Part of a data file
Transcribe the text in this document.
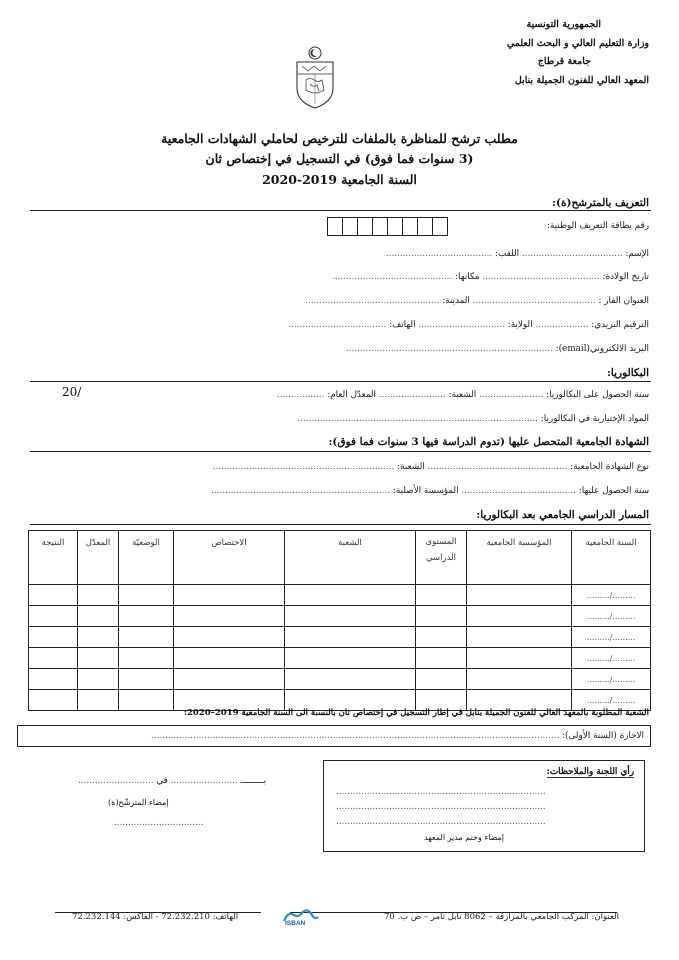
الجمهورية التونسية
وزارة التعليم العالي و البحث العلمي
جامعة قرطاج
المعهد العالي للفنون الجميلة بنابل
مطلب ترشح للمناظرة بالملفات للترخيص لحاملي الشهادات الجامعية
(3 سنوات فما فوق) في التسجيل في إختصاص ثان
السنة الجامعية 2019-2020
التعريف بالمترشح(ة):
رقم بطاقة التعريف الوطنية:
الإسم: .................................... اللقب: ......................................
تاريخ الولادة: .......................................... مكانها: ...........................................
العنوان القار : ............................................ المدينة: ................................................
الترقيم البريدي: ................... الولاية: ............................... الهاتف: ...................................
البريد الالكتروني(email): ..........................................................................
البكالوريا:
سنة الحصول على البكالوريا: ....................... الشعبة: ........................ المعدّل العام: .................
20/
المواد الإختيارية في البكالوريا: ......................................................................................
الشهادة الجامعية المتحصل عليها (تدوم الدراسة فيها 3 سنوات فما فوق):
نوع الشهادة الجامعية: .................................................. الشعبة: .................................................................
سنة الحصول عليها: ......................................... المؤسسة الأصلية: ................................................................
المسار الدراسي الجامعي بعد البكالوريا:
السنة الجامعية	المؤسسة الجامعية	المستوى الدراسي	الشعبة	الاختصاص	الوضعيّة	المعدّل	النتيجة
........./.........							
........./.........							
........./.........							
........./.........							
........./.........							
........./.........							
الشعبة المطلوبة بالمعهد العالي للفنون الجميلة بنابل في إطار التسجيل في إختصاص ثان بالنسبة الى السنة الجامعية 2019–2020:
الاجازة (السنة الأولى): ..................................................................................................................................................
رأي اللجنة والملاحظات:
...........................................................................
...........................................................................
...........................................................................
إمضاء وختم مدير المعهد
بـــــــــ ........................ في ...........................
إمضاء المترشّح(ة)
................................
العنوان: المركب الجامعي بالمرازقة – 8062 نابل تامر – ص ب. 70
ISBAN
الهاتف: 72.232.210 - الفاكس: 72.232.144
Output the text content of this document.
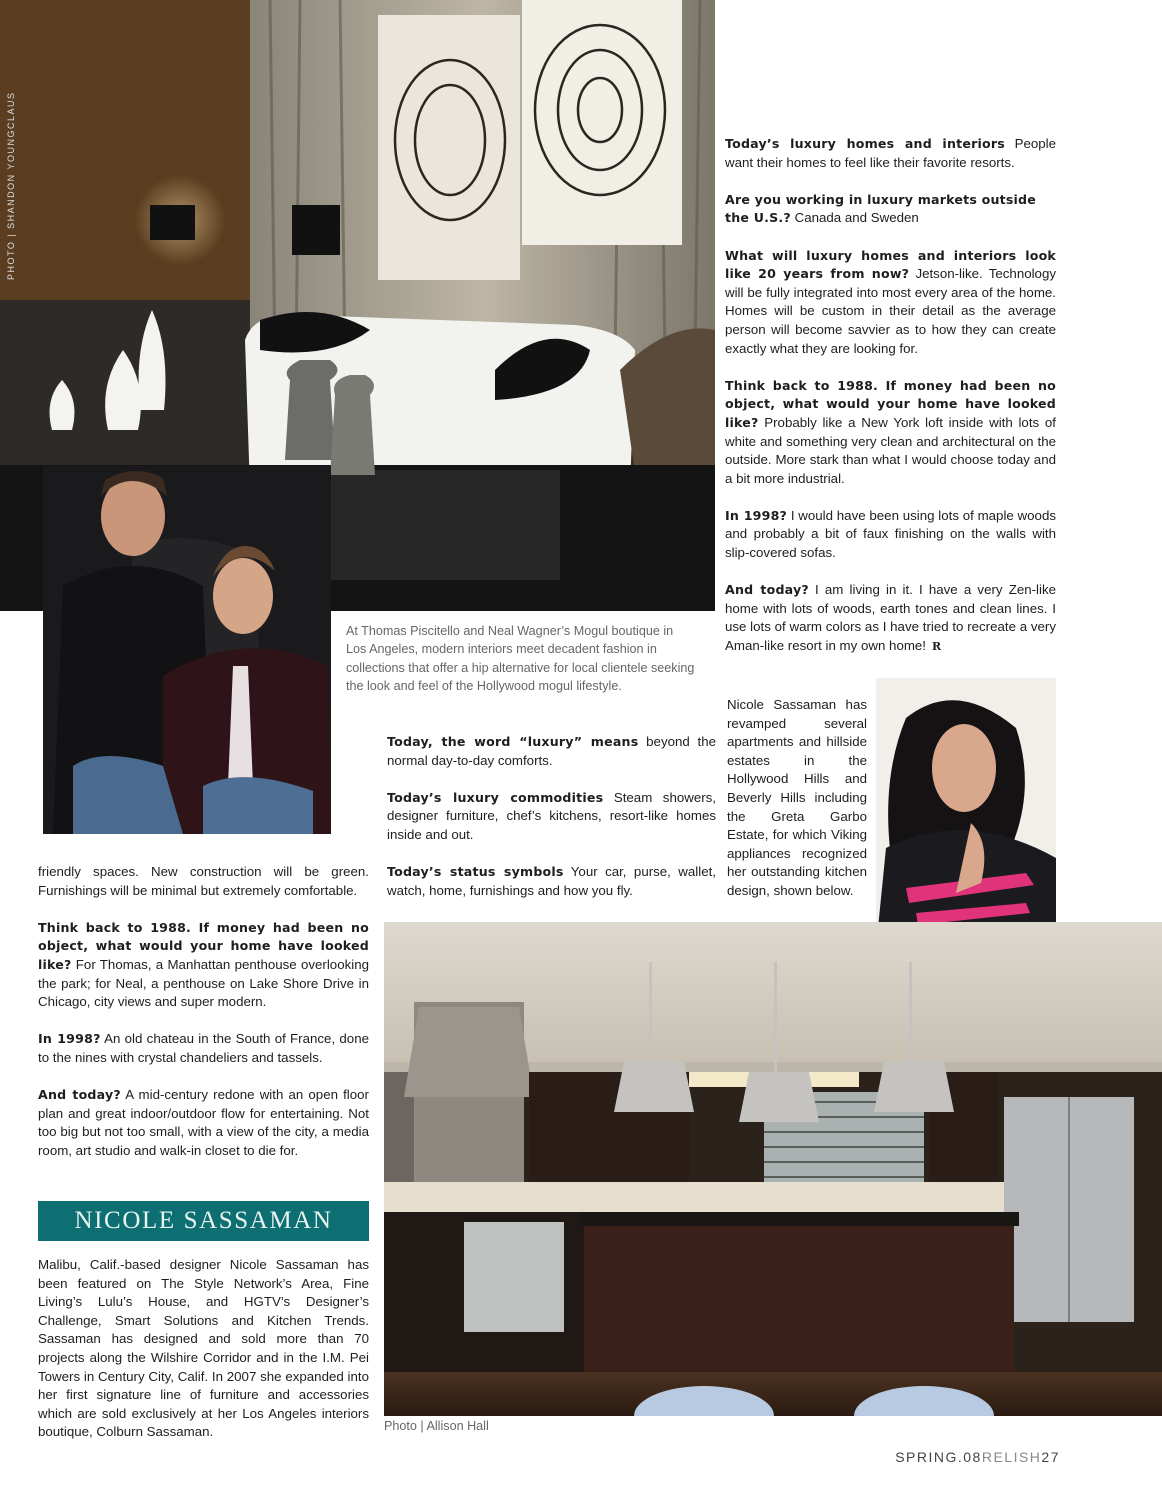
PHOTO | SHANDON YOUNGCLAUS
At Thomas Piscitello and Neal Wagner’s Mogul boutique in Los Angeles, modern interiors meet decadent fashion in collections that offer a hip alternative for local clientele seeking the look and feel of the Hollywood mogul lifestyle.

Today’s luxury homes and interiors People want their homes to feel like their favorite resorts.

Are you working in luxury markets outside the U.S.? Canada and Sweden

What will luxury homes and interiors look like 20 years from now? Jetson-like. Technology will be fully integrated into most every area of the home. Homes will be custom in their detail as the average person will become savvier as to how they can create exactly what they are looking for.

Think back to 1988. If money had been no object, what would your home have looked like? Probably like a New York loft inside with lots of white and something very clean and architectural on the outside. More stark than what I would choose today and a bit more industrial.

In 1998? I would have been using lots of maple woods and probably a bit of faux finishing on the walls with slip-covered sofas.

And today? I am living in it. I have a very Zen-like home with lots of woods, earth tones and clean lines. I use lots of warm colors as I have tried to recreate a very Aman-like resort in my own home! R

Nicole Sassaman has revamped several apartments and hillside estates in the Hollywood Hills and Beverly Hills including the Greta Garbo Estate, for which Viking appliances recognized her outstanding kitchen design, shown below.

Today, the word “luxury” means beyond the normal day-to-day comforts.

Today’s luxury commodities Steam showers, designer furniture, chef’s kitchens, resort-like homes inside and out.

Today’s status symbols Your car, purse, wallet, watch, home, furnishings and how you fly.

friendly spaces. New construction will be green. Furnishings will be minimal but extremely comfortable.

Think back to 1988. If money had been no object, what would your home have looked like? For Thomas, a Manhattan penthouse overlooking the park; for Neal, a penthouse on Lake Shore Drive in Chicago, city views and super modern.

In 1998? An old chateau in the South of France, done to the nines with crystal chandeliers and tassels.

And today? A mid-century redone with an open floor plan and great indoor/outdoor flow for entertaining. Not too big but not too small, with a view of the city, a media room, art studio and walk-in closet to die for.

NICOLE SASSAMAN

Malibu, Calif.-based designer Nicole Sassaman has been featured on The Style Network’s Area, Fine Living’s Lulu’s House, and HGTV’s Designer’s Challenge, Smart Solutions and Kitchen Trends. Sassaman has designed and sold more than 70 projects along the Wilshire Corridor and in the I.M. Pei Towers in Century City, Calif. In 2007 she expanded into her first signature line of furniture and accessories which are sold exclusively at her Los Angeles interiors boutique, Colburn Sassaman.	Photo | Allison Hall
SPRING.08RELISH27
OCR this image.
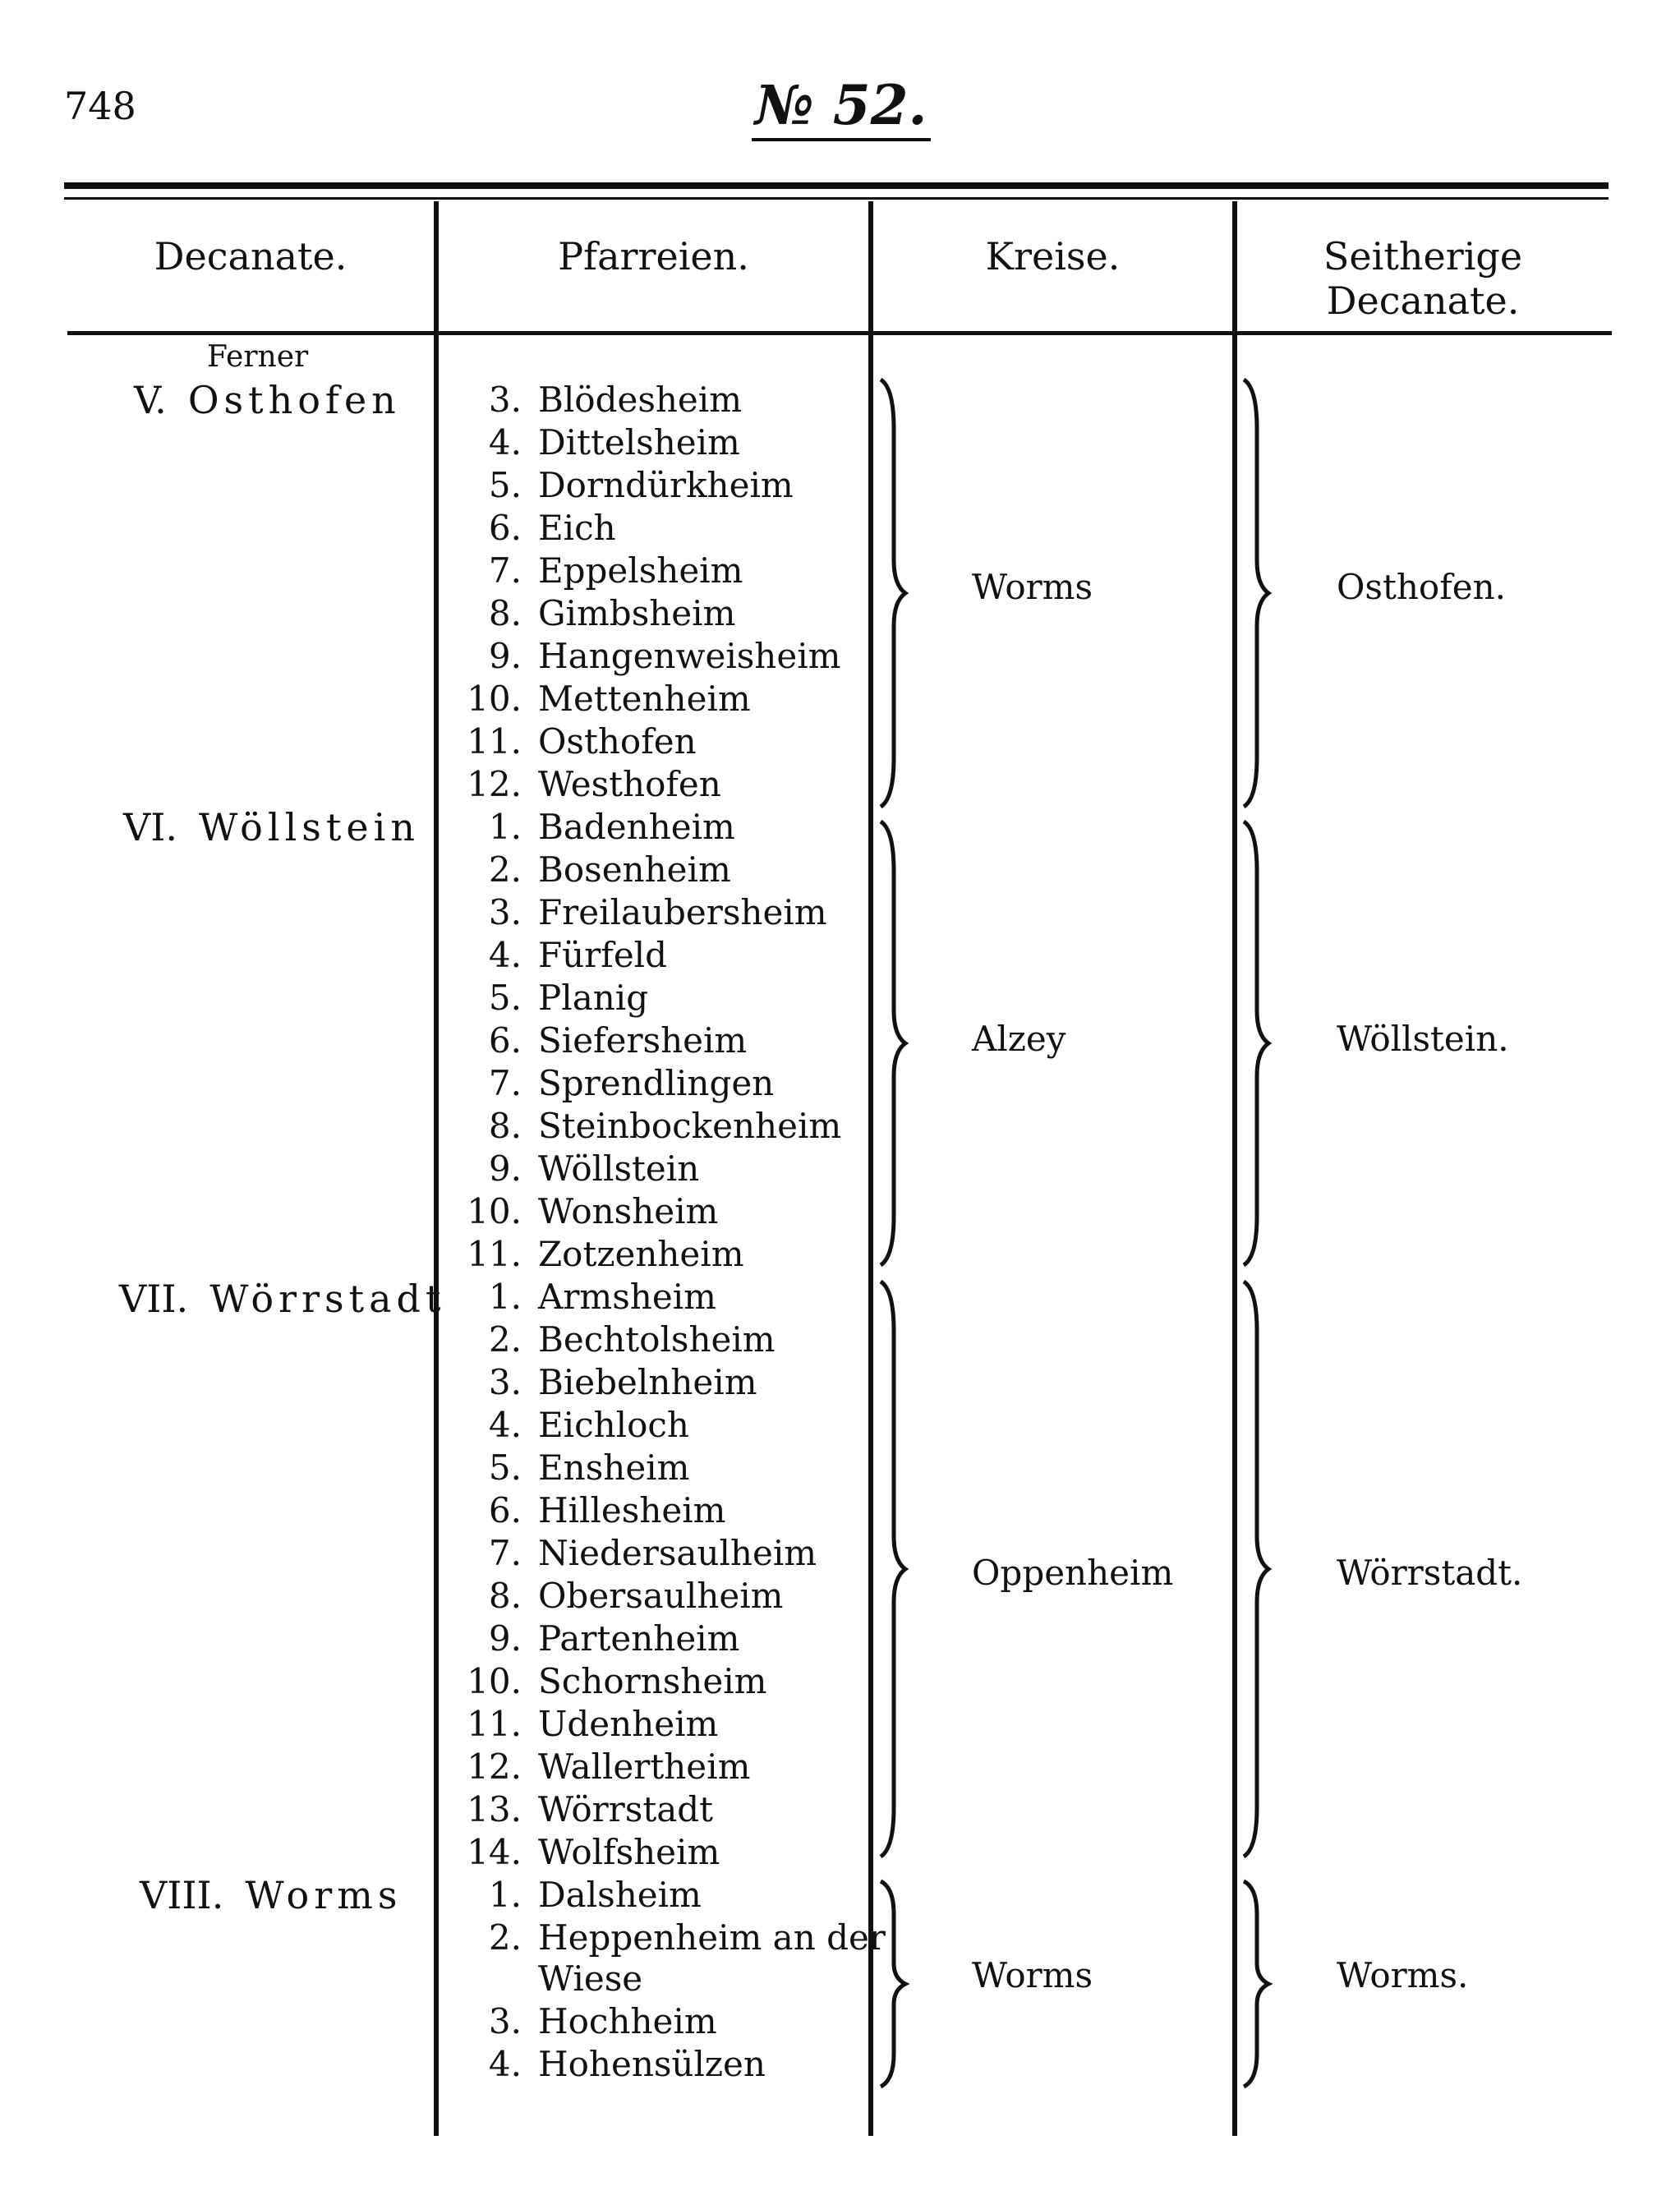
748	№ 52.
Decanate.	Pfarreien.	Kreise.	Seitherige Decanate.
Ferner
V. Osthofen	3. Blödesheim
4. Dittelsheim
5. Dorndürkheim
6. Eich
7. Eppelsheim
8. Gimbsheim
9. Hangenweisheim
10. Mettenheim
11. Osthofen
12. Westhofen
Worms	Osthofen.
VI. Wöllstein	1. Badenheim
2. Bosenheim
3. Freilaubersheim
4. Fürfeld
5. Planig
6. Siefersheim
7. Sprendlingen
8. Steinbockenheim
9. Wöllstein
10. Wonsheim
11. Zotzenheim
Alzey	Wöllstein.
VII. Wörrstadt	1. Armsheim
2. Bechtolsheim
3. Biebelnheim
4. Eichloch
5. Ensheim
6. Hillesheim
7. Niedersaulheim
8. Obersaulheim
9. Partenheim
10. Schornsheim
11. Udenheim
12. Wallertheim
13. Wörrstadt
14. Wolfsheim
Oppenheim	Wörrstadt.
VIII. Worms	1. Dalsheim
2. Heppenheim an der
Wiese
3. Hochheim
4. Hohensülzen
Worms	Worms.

Your instructions: Copy out every line of the listing that includes the string "العنوان".

Output of the exercise:
العنوان القار : ............................................ المدينة: ................................................
العنوان: المركب الجامعي بالمرازقة – 8062 نابل تامر – ص ب. 70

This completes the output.